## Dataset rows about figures
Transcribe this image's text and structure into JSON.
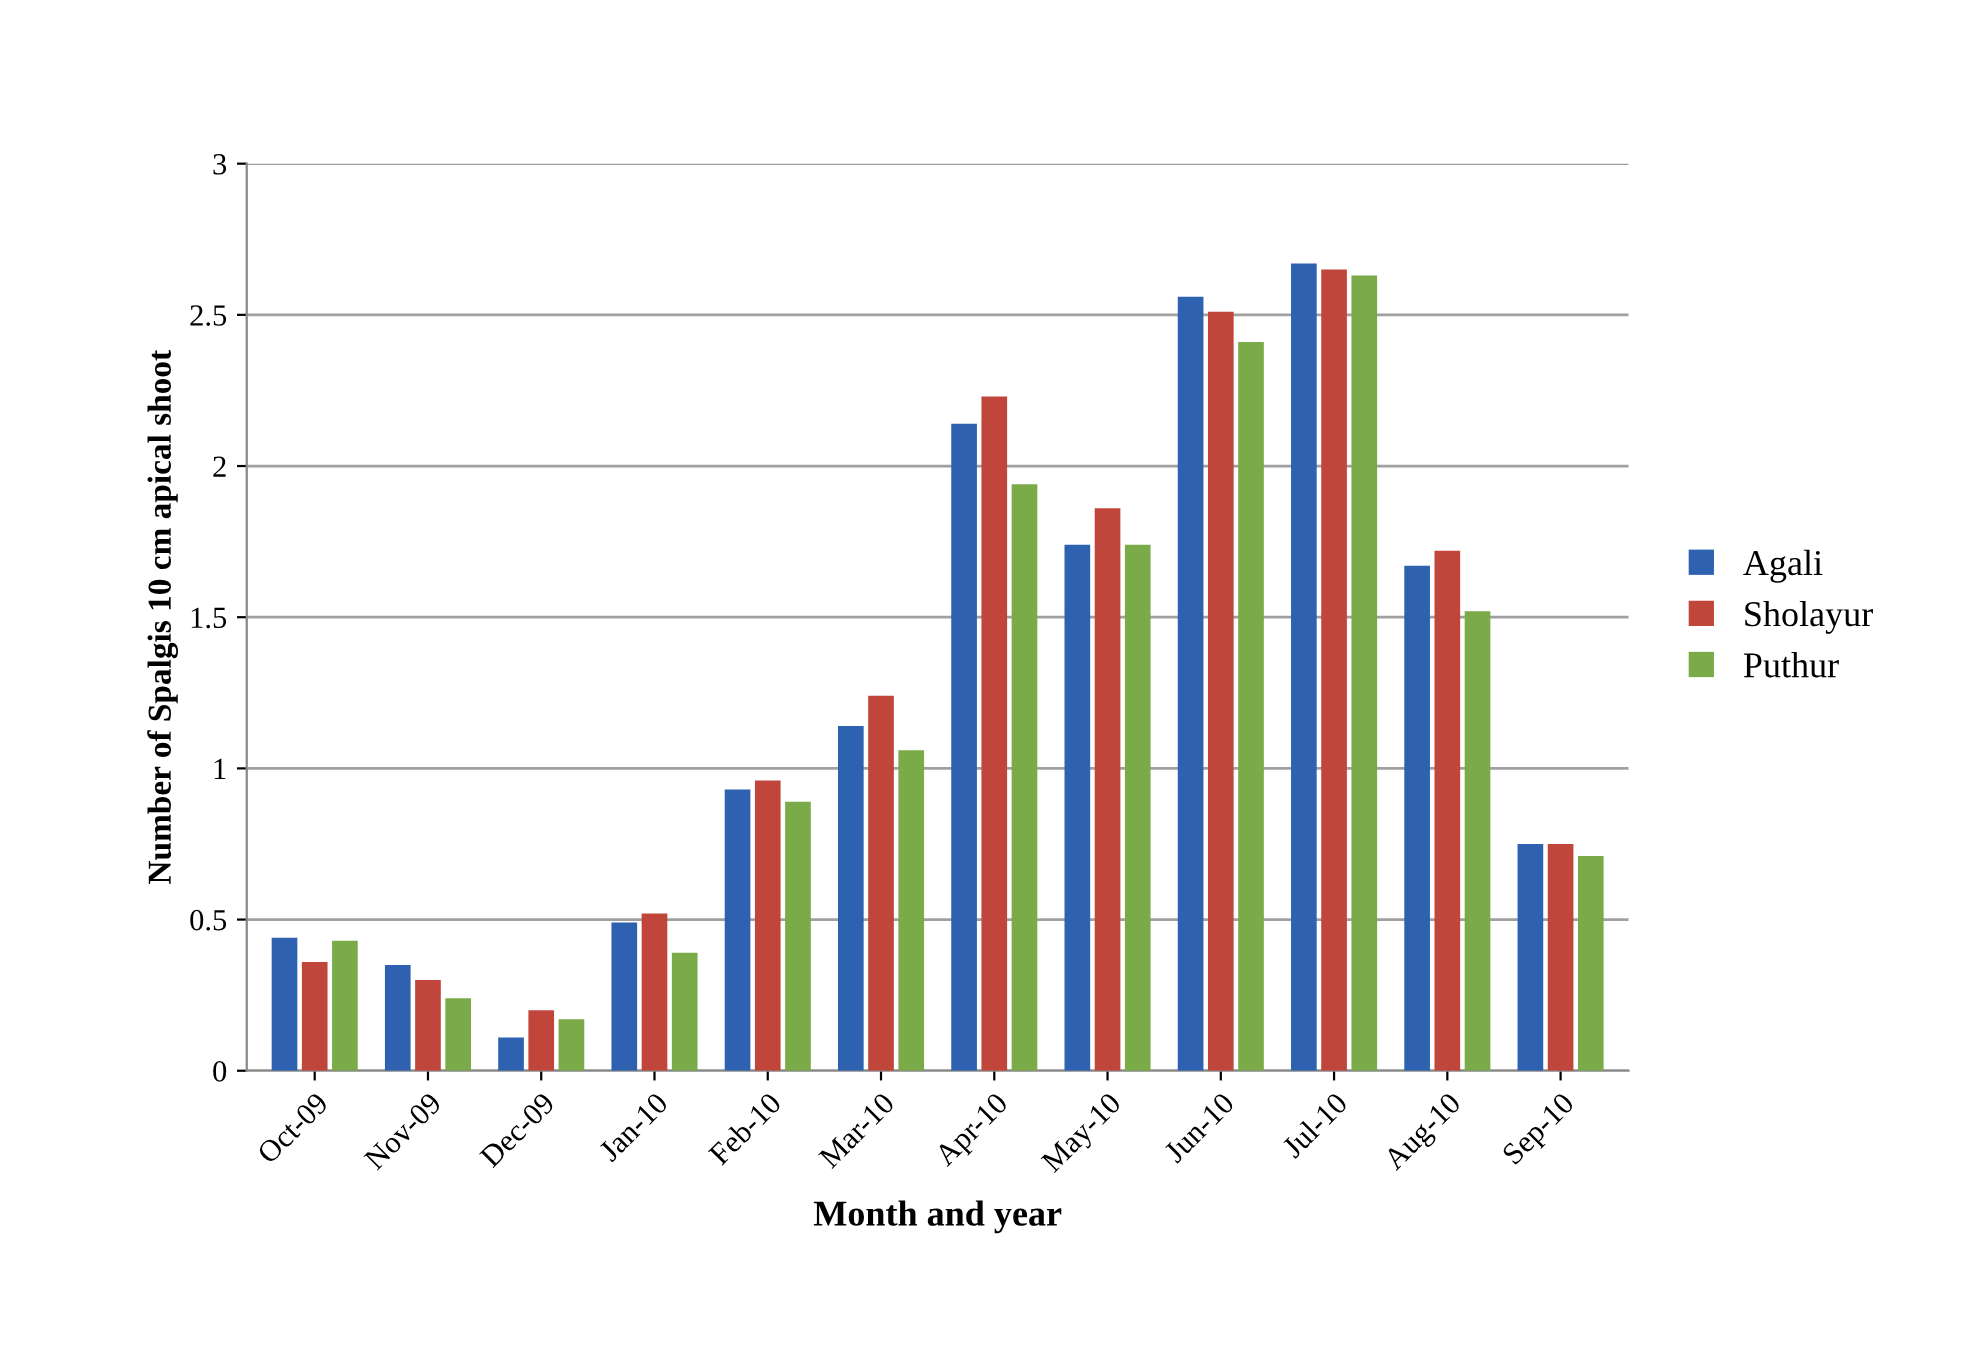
{
  "chart_data": {
    "type": "bar",
    "xlabel": "Month and year",
    "ylabel": "Number of Spalgis 10 cm apical shoot",
    "categories": [
      "Oct-09",
      "Nov-09",
      "Dec-09",
      "Jan-10",
      "Feb-10",
      "Mar-10",
      "Apr-10",
      "May-10",
      "Jun-10",
      "Jul-10",
      "Aug-10",
      "Sep-10"
    ],
    "series": [
      {
        "name": "Agali",
        "color": "#2e62b0",
        "values": [
          0.44,
          0.35,
          0.11,
          0.49,
          0.93,
          1.14,
          2.14,
          1.74,
          2.56,
          2.67,
          1.67,
          0.75
        ]
      },
      {
        "name": "Sholayur",
        "color": "#c0463c",
        "values": [
          0.36,
          0.3,
          0.2,
          0.52,
          0.96,
          1.24,
          2.23,
          1.86,
          2.51,
          2.65,
          1.72,
          0.75
        ]
      },
      {
        "name": "Puthur",
        "color": "#7aab48",
        "values": [
          0.43,
          0.24,
          0.17,
          0.39,
          0.89,
          1.06,
          1.94,
          1.74,
          2.41,
          2.63,
          1.52,
          0.71
        ]
      }
    ],
    "ylim": [
      0,
      3
    ],
    "yticks": [
      0,
      0.5,
      1,
      1.5,
      2,
      2.5,
      3
    ],
    "grid": "y",
    "legend": "right"
  }
}
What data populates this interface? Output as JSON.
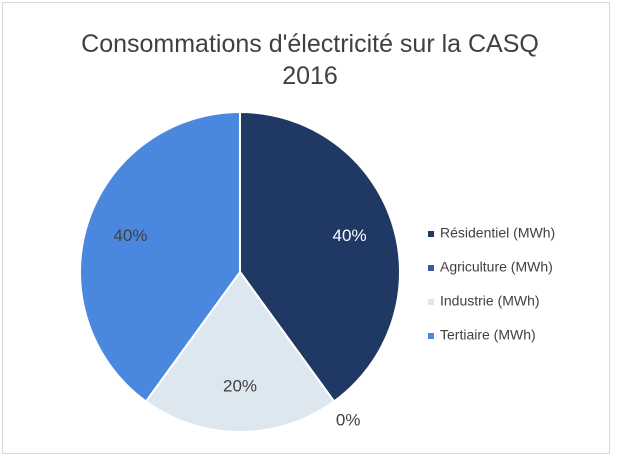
{
  "chart_data": {
    "type": "pie",
    "title": "Consommations d'électricité sur la CASQ 2016",
    "categories": [
      "Résidentiel (MWh)",
      "Agriculture (MWh)",
      "Industrie (MWh)",
      "Tertiaire (MWh)"
    ],
    "values": [
      40,
      0,
      20,
      40
    ],
    "value_labels": [
      "40%",
      "0%",
      "20%",
      "40%"
    ],
    "colors": [
      "#1f3864",
      "#3b5a9a",
      "#dde7f0",
      "#4a88e0"
    ],
    "legend": "right"
  }
}
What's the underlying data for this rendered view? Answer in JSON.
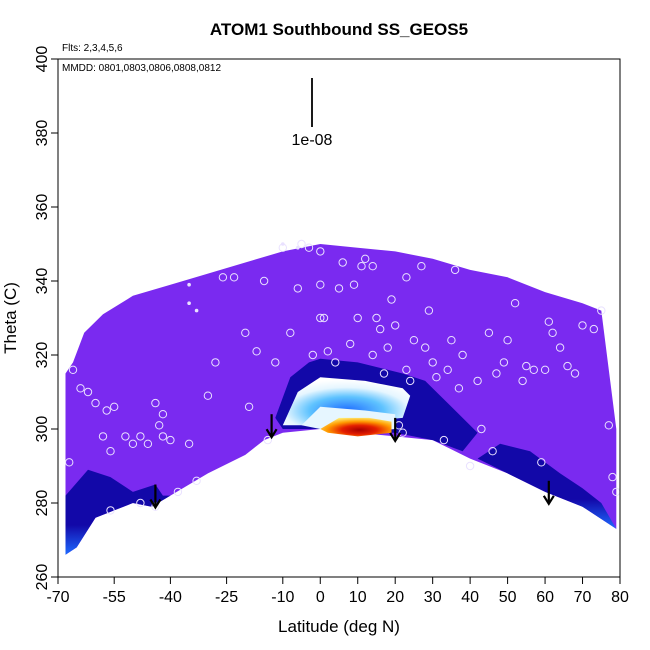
{
  "chart_data": {
    "type": "heatmap",
    "title": "ATOM1 Southbound SS_GEOS5",
    "xlabel": "Latitude (deg N)",
    "ylabel": "Theta (C)",
    "xlim": [
      -70,
      80
    ],
    "ylim": [
      260,
      400
    ],
    "x_ticks": [
      -70,
      -55,
      -40,
      -25,
      -10,
      0,
      10,
      20,
      30,
      40,
      50,
      60,
      70,
      80
    ],
    "y_ticks": [
      260,
      280,
      300,
      320,
      340,
      360,
      380,
      400
    ],
    "flights_note": "Flts: 2,3,4,5,6",
    "dates_note": "MMDD: 0801,0803,0806,0808,0812",
    "scale_bar_label": "1e-08",
    "background_color": "#7A2AF0",
    "colormap": [
      "#1208A8",
      "#1E6BFF",
      "#5FC3FF",
      "#E6F6FF",
      "#FFFFFF",
      "#FFF27A",
      "#FF9A00",
      "#E51F00",
      "#A80000"
    ],
    "domain_boundary": {
      "upper": [
        [
          -68,
          315
        ],
        [
          -66,
          318
        ],
        [
          -63,
          326
        ],
        [
          -58,
          331
        ],
        [
          -50,
          336
        ],
        [
          -40,
          339
        ],
        [
          -30,
          342
        ],
        [
          -20,
          345
        ],
        [
          -10,
          348
        ],
        [
          0,
          350
        ],
        [
          10,
          349
        ],
        [
          20,
          348
        ],
        [
          30,
          346
        ],
        [
          40,
          343
        ],
        [
          50,
          341
        ],
        [
          60,
          337
        ],
        [
          70,
          334
        ],
        [
          75,
          332
        ],
        [
          79,
          300
        ]
      ],
      "lower": [
        [
          -68,
          266
        ],
        [
          -65,
          268
        ],
        [
          -60,
          276
        ],
        [
          -55,
          278
        ],
        [
          -50,
          280
        ],
        [
          -45,
          279
        ],
        [
          -40,
          282
        ],
        [
          -30,
          288
        ],
        [
          -20,
          293
        ],
        [
          -15,
          297
        ],
        [
          -10,
          299
        ],
        [
          0,
          300
        ],
        [
          10,
          299
        ],
        [
          20,
          298
        ],
        [
          30,
          297
        ],
        [
          40,
          292
        ],
        [
          50,
          288
        ],
        [
          60,
          283
        ],
        [
          70,
          279
        ],
        [
          79,
          273
        ]
      ]
    },
    "high_value_core": {
      "outer": [
        [
          -12,
          303
        ],
        [
          -8,
          314
        ],
        [
          -3,
          318
        ],
        [
          0,
          319
        ],
        [
          10,
          318
        ],
        [
          22,
          315
        ],
        [
          28,
          313
        ],
        [
          35,
          306
        ],
        [
          42,
          299
        ],
        [
          38,
          294
        ],
        [
          30,
          297
        ],
        [
          20,
          299
        ],
        [
          10,
          299
        ],
        [
          0,
          300
        ],
        [
          -10,
          300
        ]
      ],
      "mid": [
        [
          -10,
          301
        ],
        [
          -6,
          310
        ],
        [
          0,
          314
        ],
        [
          12,
          313
        ],
        [
          22,
          311
        ],
        [
          24,
          309
        ],
        [
          22,
          303
        ],
        [
          12,
          302
        ],
        [
          0,
          301
        ]
      ],
      "inner": [
        [
          -5,
          301
        ],
        [
          0,
          306
        ],
        [
          12,
          305
        ],
        [
          20,
          304
        ],
        [
          20,
          300
        ],
        [
          10,
          299
        ],
        [
          0,
          300
        ]
      ],
      "hot": [
        [
          0,
          300
        ],
        [
          5,
          303
        ],
        [
          13,
          303
        ],
        [
          19,
          302
        ],
        [
          19,
          299
        ],
        [
          10,
          298
        ],
        [
          2,
          299
        ]
      ]
    },
    "lower_left_lobe": [
      [
        -68,
        266
      ],
      [
        -68,
        282
      ],
      [
        -62,
        289
      ],
      [
        -56,
        287
      ],
      [
        -50,
        283
      ],
      [
        -44,
        285
      ],
      [
        -42,
        282
      ],
      [
        -40,
        282
      ],
      [
        -45,
        279
      ],
      [
        -50,
        280
      ],
      [
        -55,
        278
      ],
      [
        -60,
        276
      ],
      [
        -65,
        268
      ]
    ],
    "lower_right_lobe": [
      [
        42,
        292
      ],
      [
        48,
        296
      ],
      [
        56,
        294
      ],
      [
        64,
        288
      ],
      [
        70,
        284
      ],
      [
        75,
        280
      ],
      [
        79,
        273
      ],
      [
        70,
        279
      ],
      [
        60,
        283
      ],
      [
        50,
        288
      ]
    ],
    "arrows": [
      {
        "lat": -44,
        "theta_start": 285
      },
      {
        "lat": -13,
        "theta_start": 304
      },
      {
        "lat": 20,
        "theta_start": 303
      },
      {
        "lat": 61,
        "theta_start": 286
      }
    ],
    "observations": [
      [
        -67,
        291
      ],
      [
        -66,
        316
      ],
      [
        -64,
        311
      ],
      [
        -62,
        310
      ],
      [
        -60,
        307
      ],
      [
        -58,
        298
      ],
      [
        -57,
        305
      ],
      [
        -56,
        294
      ],
      [
        -55,
        306
      ],
      [
        -52,
        298
      ],
      [
        -50,
        296
      ],
      [
        -48,
        298
      ],
      [
        -46,
        296
      ],
      [
        -44,
        307
      ],
      [
        -43,
        301
      ],
      [
        -42,
        298
      ],
      [
        -42,
        304
      ],
      [
        -40,
        297
      ],
      [
        -44,
        279
      ],
      [
        -48,
        280
      ],
      [
        -56,
        278
      ],
      [
        -38,
        283
      ],
      [
        -35,
        296
      ],
      [
        -33,
        286
      ],
      [
        -30,
        309
      ],
      [
        -28,
        318
      ],
      [
        -26,
        341
      ],
      [
        -23,
        341
      ],
      [
        -20,
        326
      ],
      [
        -19,
        306
      ],
      [
        -17,
        321
      ],
      [
        -15,
        340
      ],
      [
        -14,
        297
      ],
      [
        -12,
        318
      ],
      [
        -10,
        349
      ],
      [
        -8,
        326
      ],
      [
        -6,
        338
      ],
      [
        -5,
        350
      ],
      [
        -3,
        349
      ],
      [
        -2,
        320
      ],
      [
        0,
        330
      ],
      [
        0,
        339
      ],
      [
        0,
        348
      ],
      [
        1,
        330
      ],
      [
        2,
        321
      ],
      [
        4,
        318
      ],
      [
        5,
        338
      ],
      [
        6,
        345
      ],
      [
        8,
        323
      ],
      [
        9,
        339
      ],
      [
        10,
        330
      ],
      [
        11,
        344
      ],
      [
        12,
        346
      ],
      [
        14,
        320
      ],
      [
        14,
        344
      ],
      [
        15,
        330
      ],
      [
        16,
        327
      ],
      [
        17,
        315
      ],
      [
        18,
        322
      ],
      [
        19,
        335
      ],
      [
        20,
        328
      ],
      [
        21,
        301
      ],
      [
        22,
        299
      ],
      [
        23,
        316
      ],
      [
        23,
        341
      ],
      [
        24,
        313
      ],
      [
        25,
        324
      ],
      [
        27,
        344
      ],
      [
        28,
        322
      ],
      [
        29,
        332
      ],
      [
        30,
        318
      ],
      [
        31,
        314
      ],
      [
        33,
        297
      ],
      [
        34,
        316
      ],
      [
        35,
        324
      ],
      [
        36,
        343
      ],
      [
        37,
        311
      ],
      [
        38,
        320
      ],
      [
        40,
        290
      ],
      [
        42,
        313
      ],
      [
        43,
        300
      ],
      [
        45,
        326
      ],
      [
        46,
        294
      ],
      [
        47,
        315
      ],
      [
        49,
        318
      ],
      [
        50,
        324
      ],
      [
        52,
        334
      ],
      [
        54,
        313
      ],
      [
        55,
        317
      ],
      [
        57,
        316
      ],
      [
        59,
        291
      ],
      [
        60,
        316
      ],
      [
        61,
        329
      ],
      [
        62,
        326
      ],
      [
        64,
        322
      ],
      [
        66,
        317
      ],
      [
        68,
        315
      ],
      [
        70,
        328
      ],
      [
        73,
        327
      ],
      [
        75,
        332
      ],
      [
        77,
        301
      ],
      [
        78,
        287
      ],
      [
        79,
        283
      ]
    ],
    "single_markers": [
      [
        -10,
        350
      ],
      [
        -6,
        349
      ],
      [
        -35,
        339
      ],
      [
        -35,
        334
      ],
      [
        -33,
        332
      ]
    ]
  }
}
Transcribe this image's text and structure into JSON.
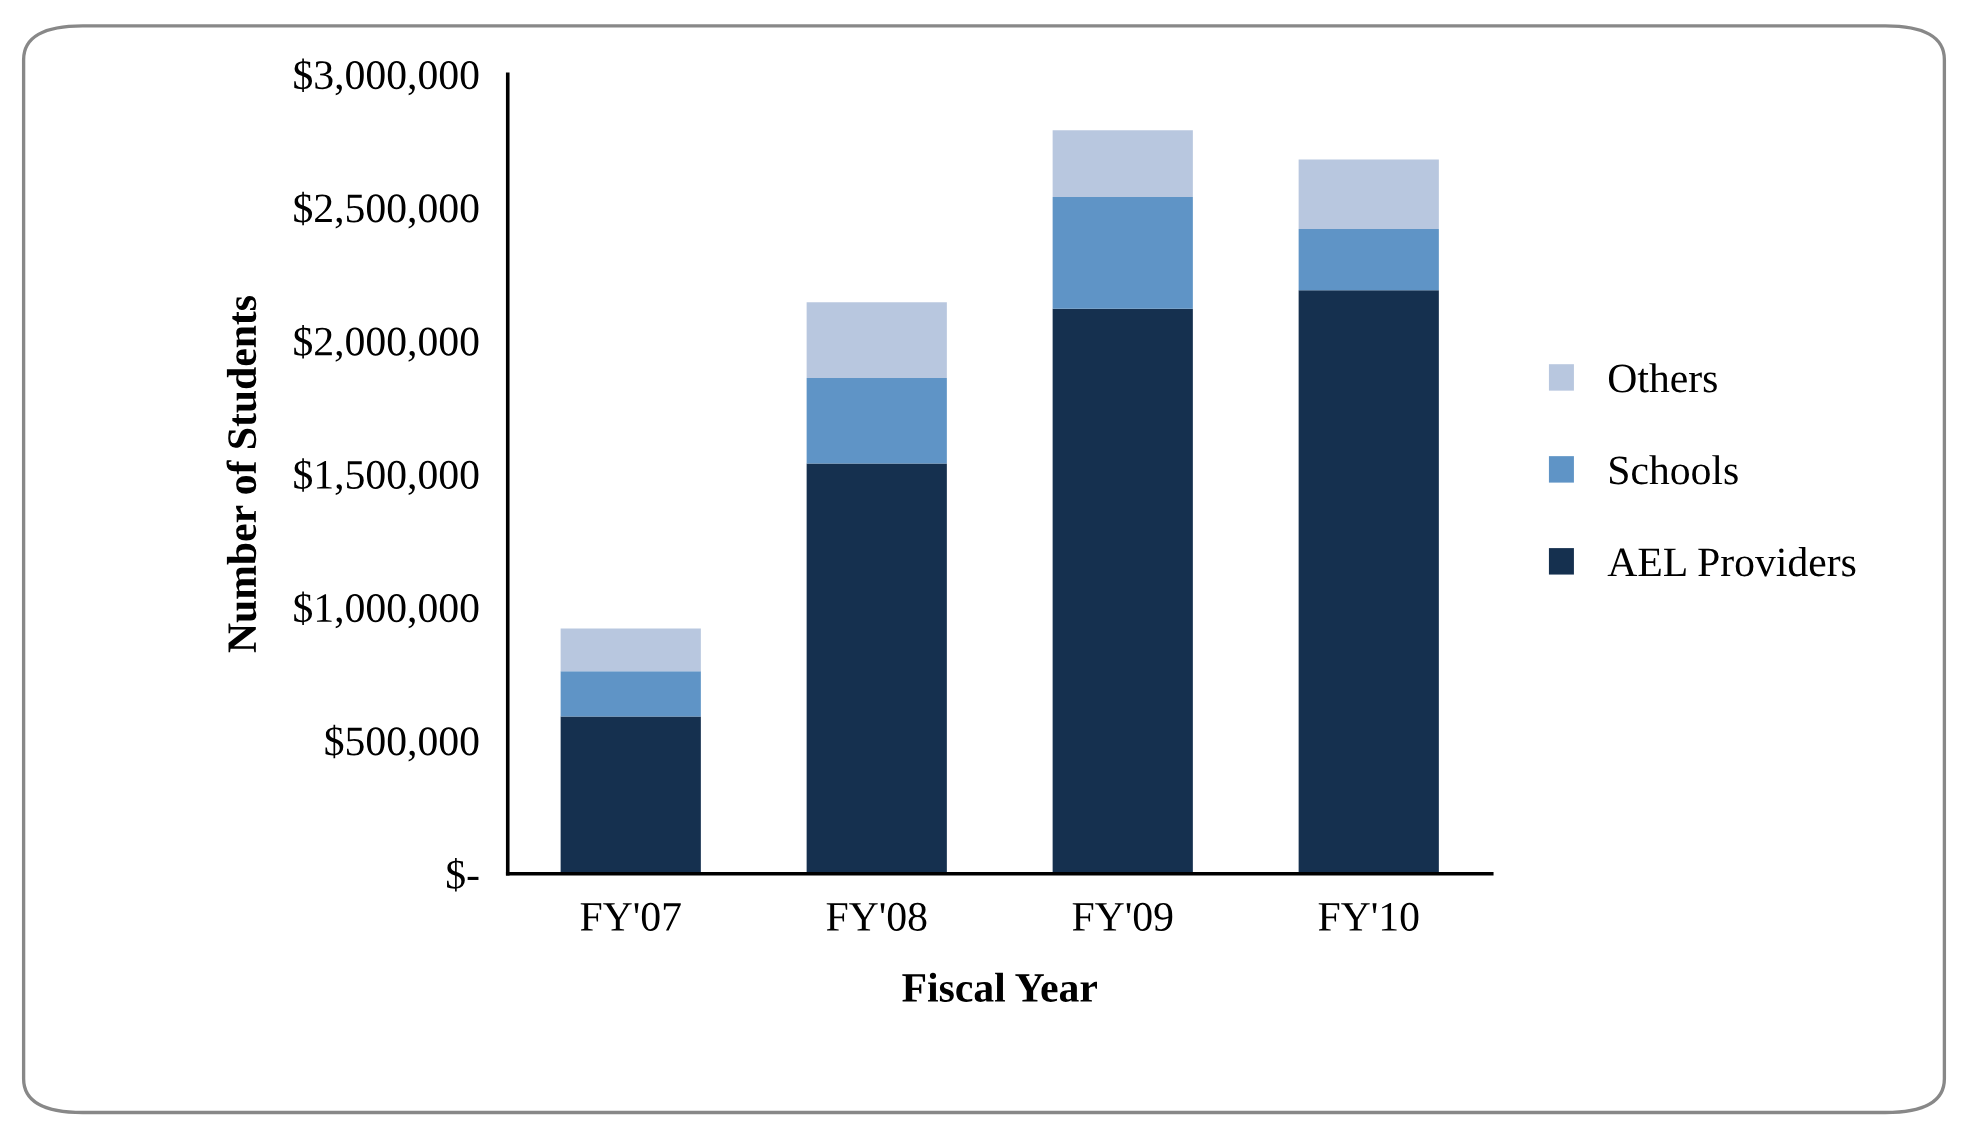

## EXERCISE TASK
Give only the number of lines in the data that hold the string "name".

## RESPONSE FOR THIS EXERCISE
3